Will you output the entries below exactly, skipping every image they contain?
********************
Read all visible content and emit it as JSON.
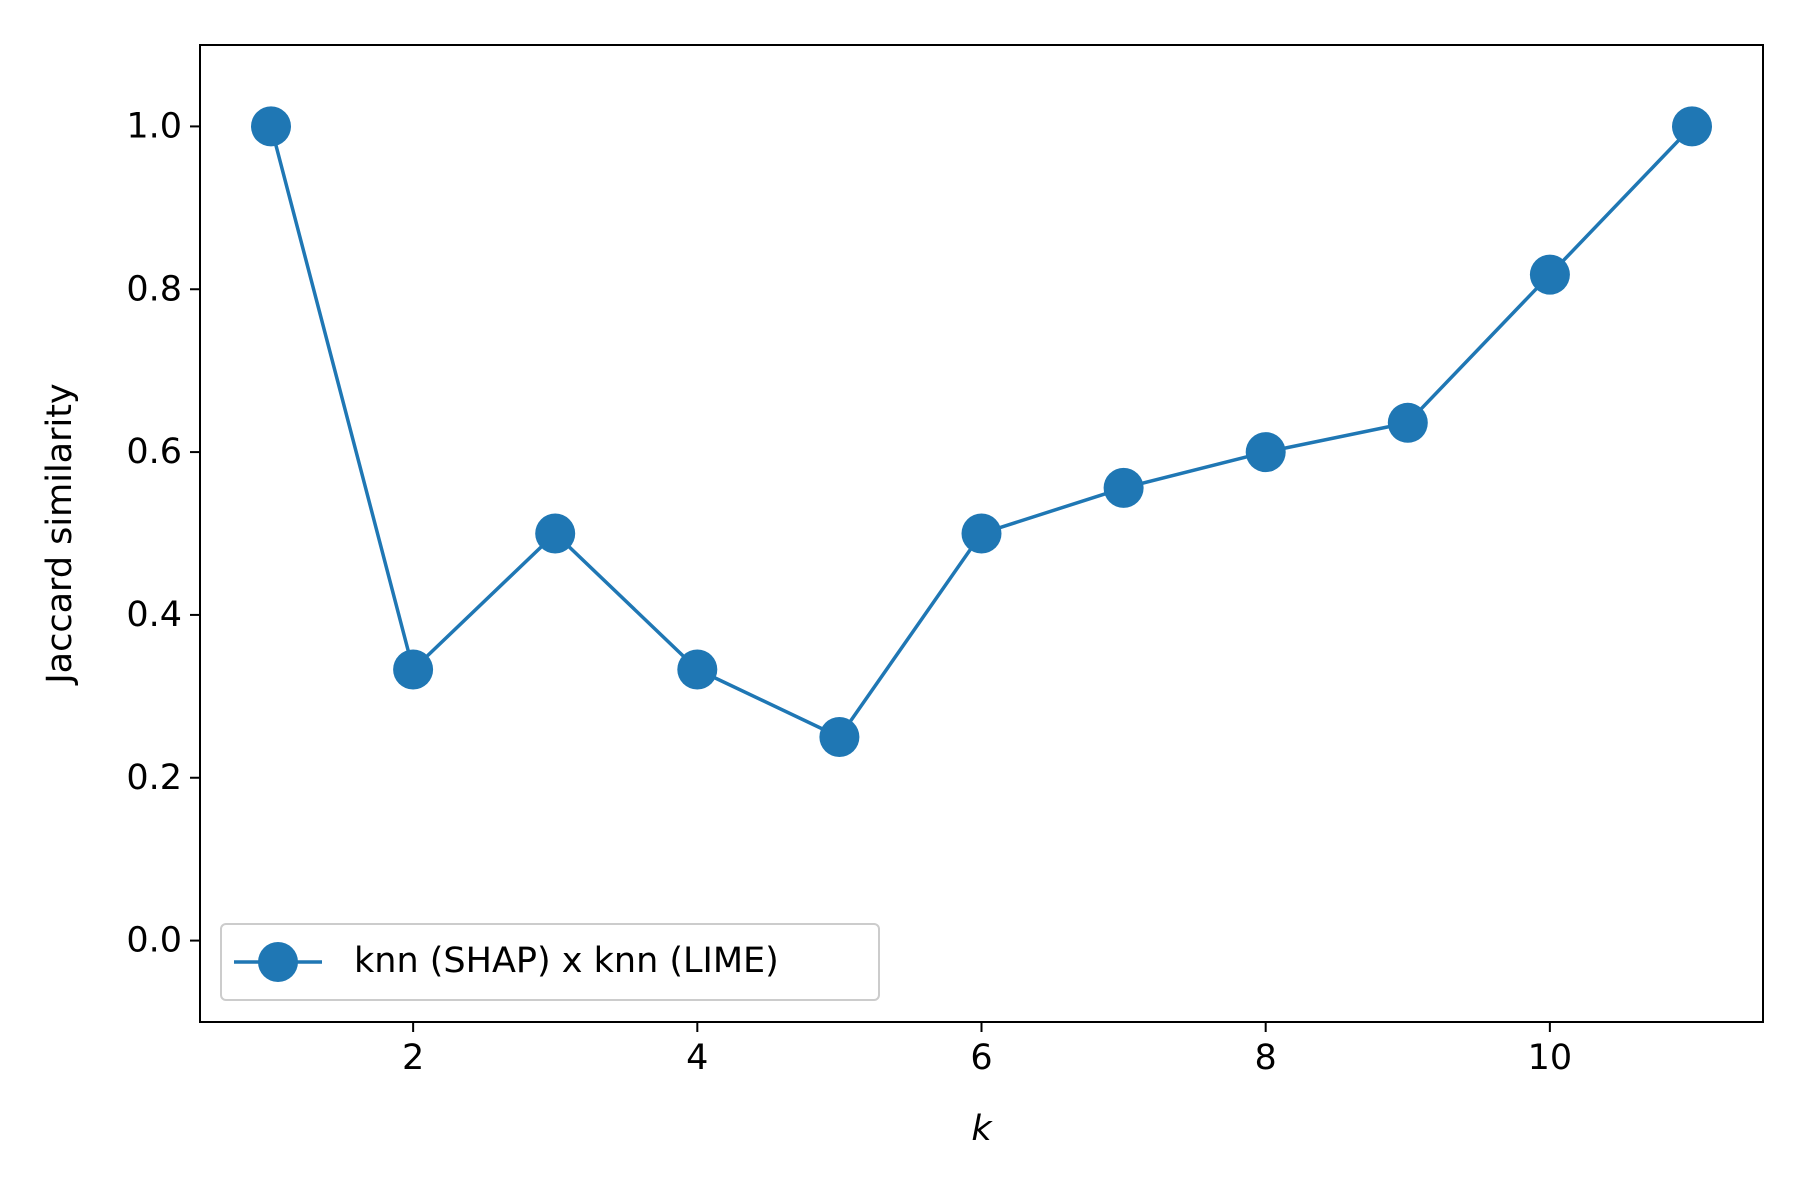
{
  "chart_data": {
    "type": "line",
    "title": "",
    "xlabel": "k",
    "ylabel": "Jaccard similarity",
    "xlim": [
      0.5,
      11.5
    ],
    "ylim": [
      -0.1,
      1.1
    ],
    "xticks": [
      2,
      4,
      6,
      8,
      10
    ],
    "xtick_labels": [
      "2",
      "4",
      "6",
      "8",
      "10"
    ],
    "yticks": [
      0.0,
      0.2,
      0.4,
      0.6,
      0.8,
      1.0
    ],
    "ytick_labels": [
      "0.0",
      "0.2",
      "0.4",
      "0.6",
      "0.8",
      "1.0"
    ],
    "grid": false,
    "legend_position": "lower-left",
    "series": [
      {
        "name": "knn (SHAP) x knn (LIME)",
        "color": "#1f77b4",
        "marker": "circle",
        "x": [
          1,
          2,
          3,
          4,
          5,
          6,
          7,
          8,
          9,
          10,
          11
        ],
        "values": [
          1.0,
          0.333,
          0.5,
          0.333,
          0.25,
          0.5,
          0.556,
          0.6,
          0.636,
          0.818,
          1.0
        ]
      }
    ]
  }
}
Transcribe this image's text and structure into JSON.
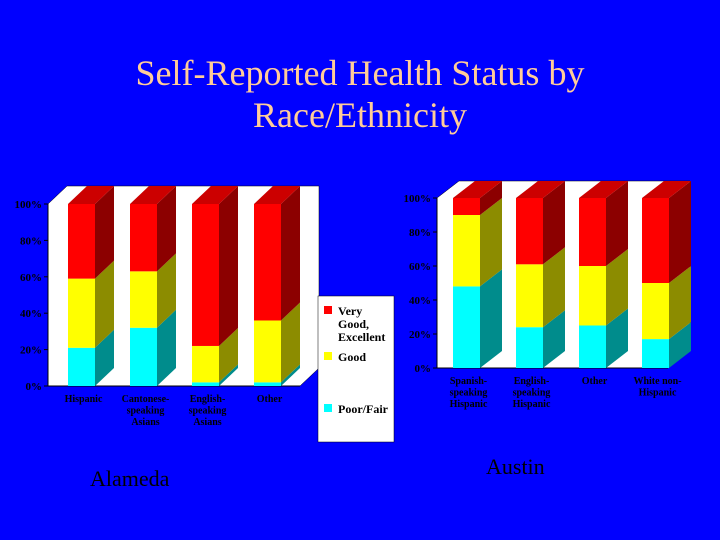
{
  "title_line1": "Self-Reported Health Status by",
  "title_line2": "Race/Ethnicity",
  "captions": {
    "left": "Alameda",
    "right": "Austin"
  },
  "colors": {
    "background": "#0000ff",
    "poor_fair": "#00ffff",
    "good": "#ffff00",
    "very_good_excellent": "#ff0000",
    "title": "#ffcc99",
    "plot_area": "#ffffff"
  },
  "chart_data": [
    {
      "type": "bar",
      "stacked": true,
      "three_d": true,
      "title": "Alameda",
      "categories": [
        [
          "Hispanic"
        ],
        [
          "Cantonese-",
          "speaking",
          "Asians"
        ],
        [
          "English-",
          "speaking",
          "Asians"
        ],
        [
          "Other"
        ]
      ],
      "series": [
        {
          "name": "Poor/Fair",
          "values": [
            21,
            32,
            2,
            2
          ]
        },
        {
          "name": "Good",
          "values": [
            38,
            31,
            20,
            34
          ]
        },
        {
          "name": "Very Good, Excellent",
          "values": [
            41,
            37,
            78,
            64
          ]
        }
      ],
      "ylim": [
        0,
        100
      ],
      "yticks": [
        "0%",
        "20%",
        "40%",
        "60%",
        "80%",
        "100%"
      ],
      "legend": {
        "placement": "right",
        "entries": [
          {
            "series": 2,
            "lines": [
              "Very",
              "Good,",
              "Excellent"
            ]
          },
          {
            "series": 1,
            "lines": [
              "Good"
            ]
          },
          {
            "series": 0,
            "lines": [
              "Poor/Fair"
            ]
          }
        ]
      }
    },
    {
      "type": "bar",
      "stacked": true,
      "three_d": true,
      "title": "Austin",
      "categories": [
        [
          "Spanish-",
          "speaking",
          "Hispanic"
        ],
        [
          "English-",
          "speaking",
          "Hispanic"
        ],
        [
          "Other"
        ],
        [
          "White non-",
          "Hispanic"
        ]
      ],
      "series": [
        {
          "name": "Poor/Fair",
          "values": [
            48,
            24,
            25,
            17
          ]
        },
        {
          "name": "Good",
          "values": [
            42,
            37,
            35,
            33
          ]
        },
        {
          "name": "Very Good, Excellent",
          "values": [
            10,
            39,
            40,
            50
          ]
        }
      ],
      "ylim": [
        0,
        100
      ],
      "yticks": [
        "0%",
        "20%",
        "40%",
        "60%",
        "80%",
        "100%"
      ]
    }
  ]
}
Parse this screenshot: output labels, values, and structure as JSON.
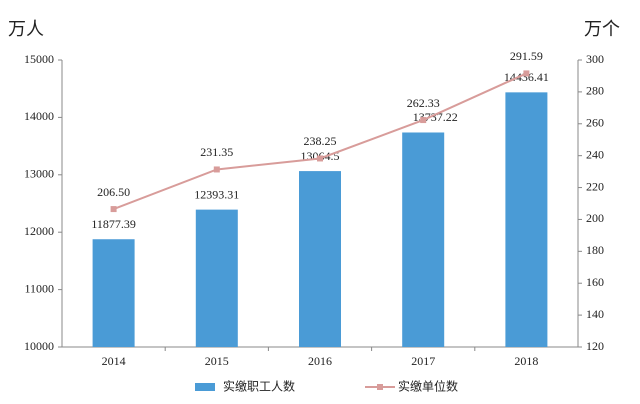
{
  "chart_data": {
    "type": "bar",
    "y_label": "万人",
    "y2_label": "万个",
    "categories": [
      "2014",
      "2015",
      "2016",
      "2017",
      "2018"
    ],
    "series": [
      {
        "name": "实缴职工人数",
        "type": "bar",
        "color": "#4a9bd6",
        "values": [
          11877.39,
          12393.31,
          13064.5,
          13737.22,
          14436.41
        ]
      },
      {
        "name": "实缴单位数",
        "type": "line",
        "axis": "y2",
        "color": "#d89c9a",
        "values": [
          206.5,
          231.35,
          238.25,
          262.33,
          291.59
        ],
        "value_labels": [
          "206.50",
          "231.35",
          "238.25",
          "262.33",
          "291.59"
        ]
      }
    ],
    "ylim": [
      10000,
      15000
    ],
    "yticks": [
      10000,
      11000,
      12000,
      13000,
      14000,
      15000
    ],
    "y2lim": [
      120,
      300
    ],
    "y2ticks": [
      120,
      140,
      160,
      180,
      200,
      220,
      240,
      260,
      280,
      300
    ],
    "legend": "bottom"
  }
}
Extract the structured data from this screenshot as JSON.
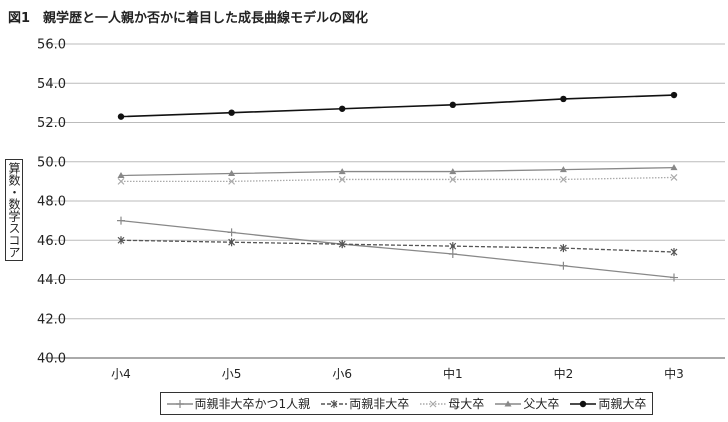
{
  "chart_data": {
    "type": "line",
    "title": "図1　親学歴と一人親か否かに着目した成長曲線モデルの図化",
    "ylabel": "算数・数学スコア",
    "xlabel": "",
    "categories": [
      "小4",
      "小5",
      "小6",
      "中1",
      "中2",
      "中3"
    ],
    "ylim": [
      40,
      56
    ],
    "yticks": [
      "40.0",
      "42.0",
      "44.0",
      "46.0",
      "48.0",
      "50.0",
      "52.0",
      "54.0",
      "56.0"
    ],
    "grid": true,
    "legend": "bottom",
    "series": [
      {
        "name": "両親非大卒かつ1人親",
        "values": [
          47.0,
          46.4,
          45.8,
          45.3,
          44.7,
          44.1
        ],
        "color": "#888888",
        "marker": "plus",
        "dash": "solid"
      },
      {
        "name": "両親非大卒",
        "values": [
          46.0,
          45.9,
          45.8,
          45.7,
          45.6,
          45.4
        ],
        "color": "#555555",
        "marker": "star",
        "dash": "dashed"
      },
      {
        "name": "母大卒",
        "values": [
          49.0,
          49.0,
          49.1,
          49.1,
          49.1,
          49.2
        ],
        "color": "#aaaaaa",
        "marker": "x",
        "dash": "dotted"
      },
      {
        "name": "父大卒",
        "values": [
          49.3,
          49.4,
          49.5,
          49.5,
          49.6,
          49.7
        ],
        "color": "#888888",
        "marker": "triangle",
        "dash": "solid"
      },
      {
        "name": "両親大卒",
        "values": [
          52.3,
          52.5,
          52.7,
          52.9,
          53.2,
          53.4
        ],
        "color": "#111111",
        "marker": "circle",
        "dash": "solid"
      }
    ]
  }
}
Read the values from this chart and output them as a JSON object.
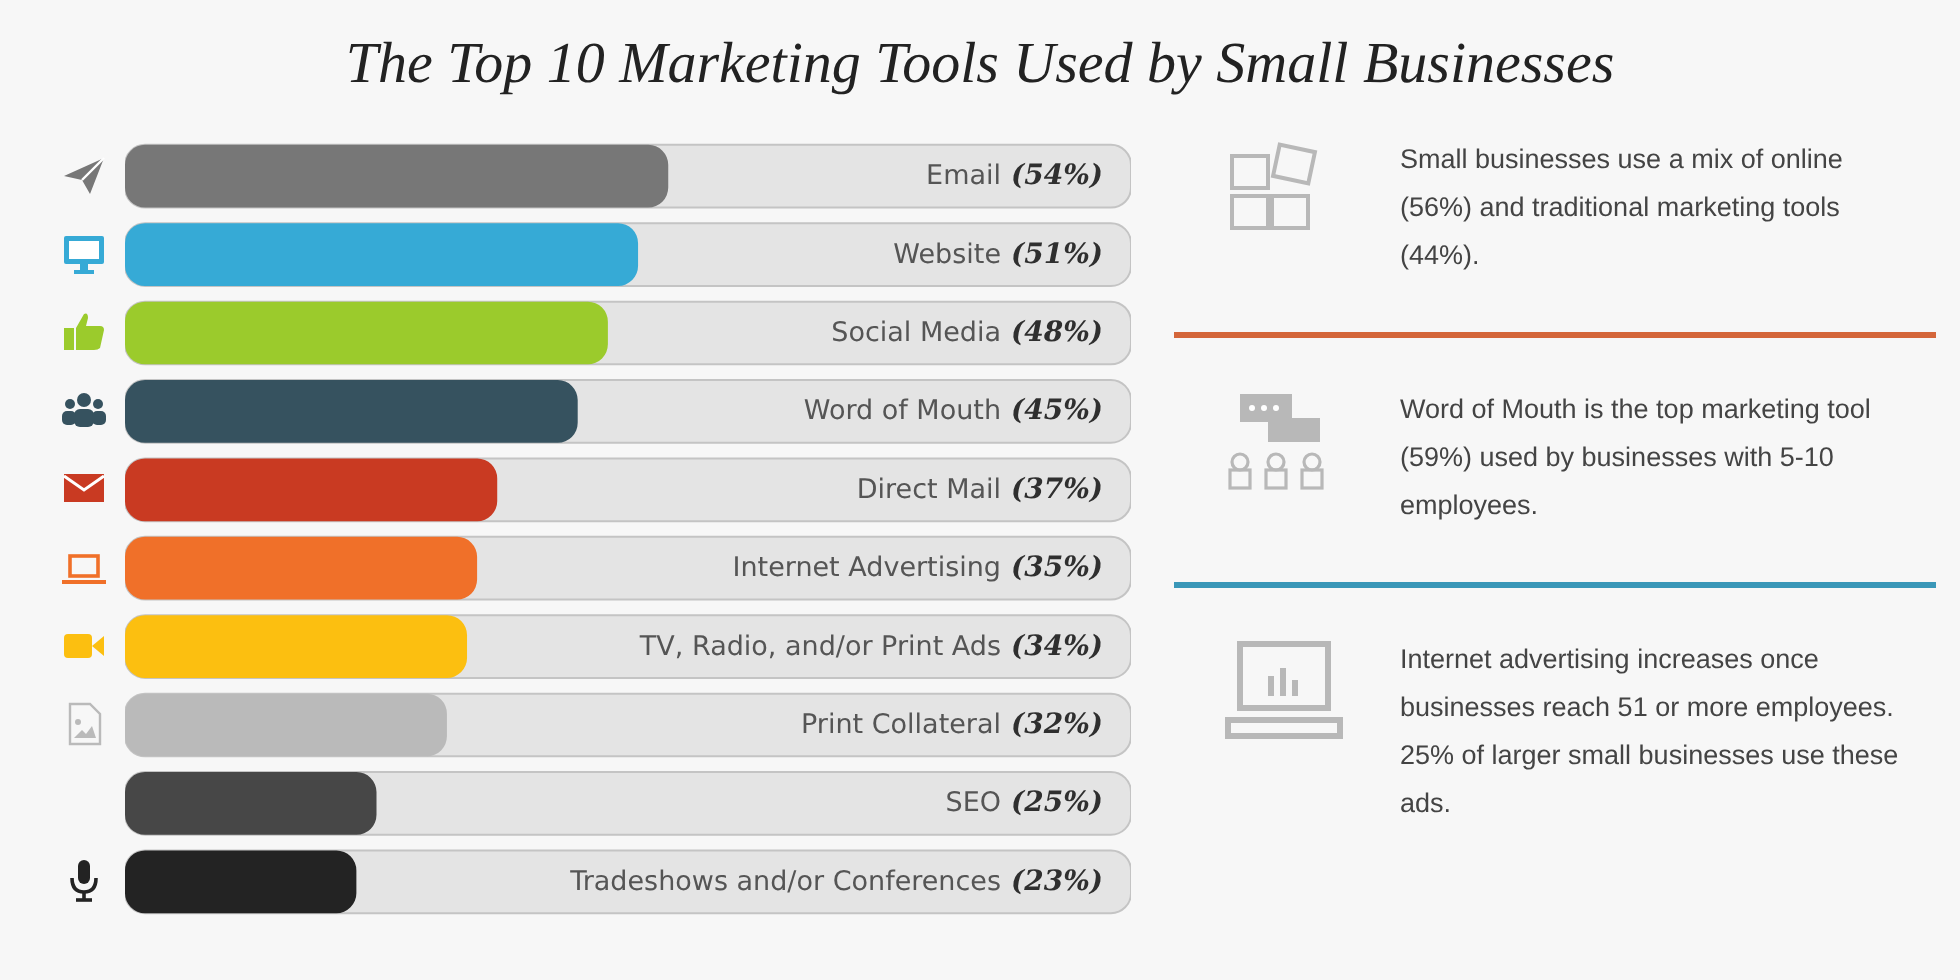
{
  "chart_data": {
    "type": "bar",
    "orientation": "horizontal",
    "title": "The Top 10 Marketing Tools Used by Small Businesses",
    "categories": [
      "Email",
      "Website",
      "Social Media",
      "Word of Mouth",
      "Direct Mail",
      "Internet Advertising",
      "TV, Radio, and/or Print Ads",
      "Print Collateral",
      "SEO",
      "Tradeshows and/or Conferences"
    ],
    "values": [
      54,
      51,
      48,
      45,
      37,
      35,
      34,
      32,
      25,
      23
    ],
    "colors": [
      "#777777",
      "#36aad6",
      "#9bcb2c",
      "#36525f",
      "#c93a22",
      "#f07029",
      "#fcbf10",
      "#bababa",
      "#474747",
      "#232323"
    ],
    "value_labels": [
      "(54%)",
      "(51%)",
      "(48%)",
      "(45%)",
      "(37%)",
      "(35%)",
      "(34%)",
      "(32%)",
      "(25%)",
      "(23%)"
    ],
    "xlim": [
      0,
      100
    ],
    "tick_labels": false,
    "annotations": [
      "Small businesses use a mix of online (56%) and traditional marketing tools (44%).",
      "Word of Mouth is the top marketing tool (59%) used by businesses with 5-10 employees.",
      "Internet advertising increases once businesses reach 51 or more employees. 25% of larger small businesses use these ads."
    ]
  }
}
********************
→ **Response to this task**:
Read all visible content and emit it as JSON.
{
  "chart_data": {
    "type": "line",
    "title": "",
    "xlabel": "k",
    "ylabel": "Jaccard similarity",
    "xlim": [
      0.5,
      11.5
    ],
    "ylim": [
      -0.1,
      1.1
    ],
    "xticks": [
      2,
      4,
      6,
      8,
      10
    ],
    "xtick_labels": [
      "2",
      "4",
      "6",
      "8",
      "10"
    ],
    "yticks": [
      0.0,
      0.2,
      0.4,
      0.6,
      0.8,
      1.0
    ],
    "ytick_labels": [
      "0.0",
      "0.2",
      "0.4",
      "0.6",
      "0.8",
      "1.0"
    ],
    "grid": false,
    "legend_position": "lower-left",
    "series": [
      {
        "name": "knn (SHAP) x knn (LIME)",
        "color": "#1f77b4",
        "marker": "circle",
        "x": [
          1,
          2,
          3,
          4,
          5,
          6,
          7,
          8,
          9,
          10,
          11
        ],
        "values": [
          1.0,
          0.333,
          0.5,
          0.333,
          0.25,
          0.5,
          0.556,
          0.6,
          0.636,
          0.818,
          1.0
        ]
      }
    ]
  }
}
Transcribe this image's text and structure into JSON.
{
  "title_line1": "Self-Reported Health Status by",
  "title_line2": "Race/Ethnicity",
  "captions": {
    "left": "Alameda",
    "right": "Austin"
  },
  "colors": {
    "background": "#0000ff",
    "poor_fair": "#00ffff",
    "good": "#ffff00",
    "very_good_excellent": "#ff0000",
    "title": "#ffcc99",
    "plot_area": "#ffffff"
  },
  "chart_data": [
    {
      "type": "bar",
      "stacked": true,
      "three_d": true,
      "title": "Alameda",
      "categories": [
        [
          "Hispanic"
        ],
        [
          "Cantonese-",
          "speaking",
          "Asians"
        ],
        [
          "English-",
          "speaking",
          "Asians"
        ],
        [
          "Other"
        ]
      ],
      "series": [
        {
          "name": "Poor/Fair",
          "values": [
            21,
            32,
            2,
            2
          ]
        },
        {
          "name": "Good",
          "values": [
            38,
            31,
            20,
            34
          ]
        },
        {
          "name": "Very Good, Excellent",
          "values": [
            41,
            37,
            78,
            64
          ]
        }
      ],
      "ylim": [
        0,
        100
      ],
      "yticks": [
        "0%",
        "20%",
        "40%",
        "60%",
        "80%",
        "100%"
      ],
      "legend": {
        "placement": "right",
        "entries": [
          {
            "series": 2,
            "lines": [
              "Very",
              "Good,",
              "Excellent"
            ]
          },
          {
            "series": 1,
            "lines": [
              "Good"
            ]
          },
          {
            "series": 0,
            "lines": [
              "Poor/Fair"
            ]
          }
        ]
      }
    },
    {
      "type": "bar",
      "stacked": true,
      "three_d": true,
      "title": "Austin",
      "categories": [
        [
          "Spanish-",
          "speaking",
          "Hispanic"
        ],
        [
          "English-",
          "speaking",
          "Hispanic"
        ],
        [
          "Other"
        ],
        [
          "White non-",
          "Hispanic"
        ]
      ],
      "series": [
        {
          "name": "Poor/Fair",
          "values": [
            48,
            24,
            25,
            17
          ]
        },
        {
          "name": "Good",
          "values": [
            42,
            37,
            35,
            33
          ]
        },
        {
          "name": "Very Good, Excellent",
          "values": [
            10,
            39,
            40,
            50
          ]
        }
      ],
      "ylim": [
        0,
        100
      ],
      "yticks": [
        "0%",
        "20%",
        "40%",
        "60%",
        "80%",
        "100%"
      ]
    }
  ]
}
Parse this screenshot: output labels, values, and structure as JSON.
{
  "chart_data": {
    "type": "bar",
    "y_label": "万人",
    "y2_label": "万个",
    "categories": [
      "2014",
      "2015",
      "2016",
      "2017",
      "2018"
    ],
    "series": [
      {
        "name": "实缴职工人数",
        "type": "bar",
        "color": "#4a9bd6",
        "values": [
          11877.39,
          12393.31,
          13064.5,
          13737.22,
          14436.41
        ]
      },
      {
        "name": "实缴单位数",
        "type": "line",
        "axis": "y2",
        "color": "#d89c9a",
        "values": [
          206.5,
          231.35,
          238.25,
          262.33,
          291.59
        ],
        "value_labels": [
          "206.50",
          "231.35",
          "238.25",
          "262.33",
          "291.59"
        ]
      }
    ],
    "ylim": [
      10000,
      15000
    ],
    "yticks": [
      10000,
      11000,
      12000,
      13000,
      14000,
      15000
    ],
    "y2lim": [
      120,
      300
    ],
    "y2ticks": [
      120,
      140,
      160,
      180,
      200,
      220,
      240,
      260,
      280,
      300
    ],
    "legend": "bottom"
  }
}
Extract the structured data from this screenshot as JSON.
{
  "chart_data": {
    "type": "line",
    "title": "図1　親学歴と一人親か否かに着目した成長曲線モデルの図化",
    "ylabel": "算数・数学スコア",
    "xlabel": "",
    "categories": [
      "小4",
      "小5",
      "小6",
      "中1",
      "中2",
      "中3"
    ],
    "ylim": [
      40,
      56
    ],
    "yticks": [
      "40.0",
      "42.0",
      "44.0",
      "46.0",
      "48.0",
      "50.0",
      "52.0",
      "54.0",
      "56.0"
    ],
    "grid": true,
    "legend": "bottom",
    "series": [
      {
        "name": "両親非大卒かつ1人親",
        "values": [
          47.0,
          46.4,
          45.8,
          45.3,
          44.7,
          44.1
        ],
        "color": "#888888",
        "marker": "plus",
        "dash": "solid"
      },
      {
        "name": "両親非大卒",
        "values": [
          46.0,
          45.9,
          45.8,
          45.7,
          45.6,
          45.4
        ],
        "color": "#555555",
        "marker": "star",
        "dash": "dashed"
      },
      {
        "name": "母大卒",
        "values": [
          49.0,
          49.0,
          49.1,
          49.1,
          49.1,
          49.2
        ],
        "color": "#aaaaaa",
        "marker": "x",
        "dash": "dotted"
      },
      {
        "name": "父大卒",
        "values": [
          49.3,
          49.4,
          49.5,
          49.5,
          49.6,
          49.7
        ],
        "color": "#888888",
        "marker": "triangle",
        "dash": "solid"
      },
      {
        "name": "両親大卒",
        "values": [
          52.3,
          52.5,
          52.7,
          52.9,
          53.2,
          53.4
        ],
        "color": "#111111",
        "marker": "circle",
        "dash": "solid"
      }
    ]
  }
}
Read the values from this chart and output them as a JSON object.
{
  "chart_data": {
    "type": "bar",
    "orientation": "horizontal",
    "title": "The Top 10 Marketing Tools Used by Small Businesses",
    "categories": [
      "Email",
      "Website",
      "Social Media",
      "Word of Mouth",
      "Direct Mail",
      "Internet Advertising",
      "TV, Radio, and/or Print Ads",
      "Print Collateral",
      "SEO",
      "Tradeshows and/or Conferences"
    ],
    "values": [
      54,
      51,
      48,
      45,
      37,
      35,
      34,
      32,
      25,
      23
    ],
    "colors": [
      "#777777",
      "#36aad6",
      "#9bcb2c",
      "#36525f",
      "#c93a22",
      "#f07029",
      "#fcbf10",
      "#bababa",
      "#474747",
      "#232323"
    ],
    "value_labels": [
      "(54%)",
      "(51%)",
      "(48%)",
      "(45%)",
      "(37%)",
      "(35%)",
      "(34%)",
      "(32%)",
      "(25%)",
      "(23%)"
    ],
    "xlim": [
      0,
      100
    ],
    "tick_labels": false,
    "annotations": [
      "Small businesses use a mix of online (56%) and traditional marketing tools (44%).",
      "Word of Mouth is the top marketing tool (59%) used by businesses with 5-10 employees.",
      "Internet advertising increases once businesses reach 51 or more employees. 25% of larger small businesses use these ads."
    ]
  }
}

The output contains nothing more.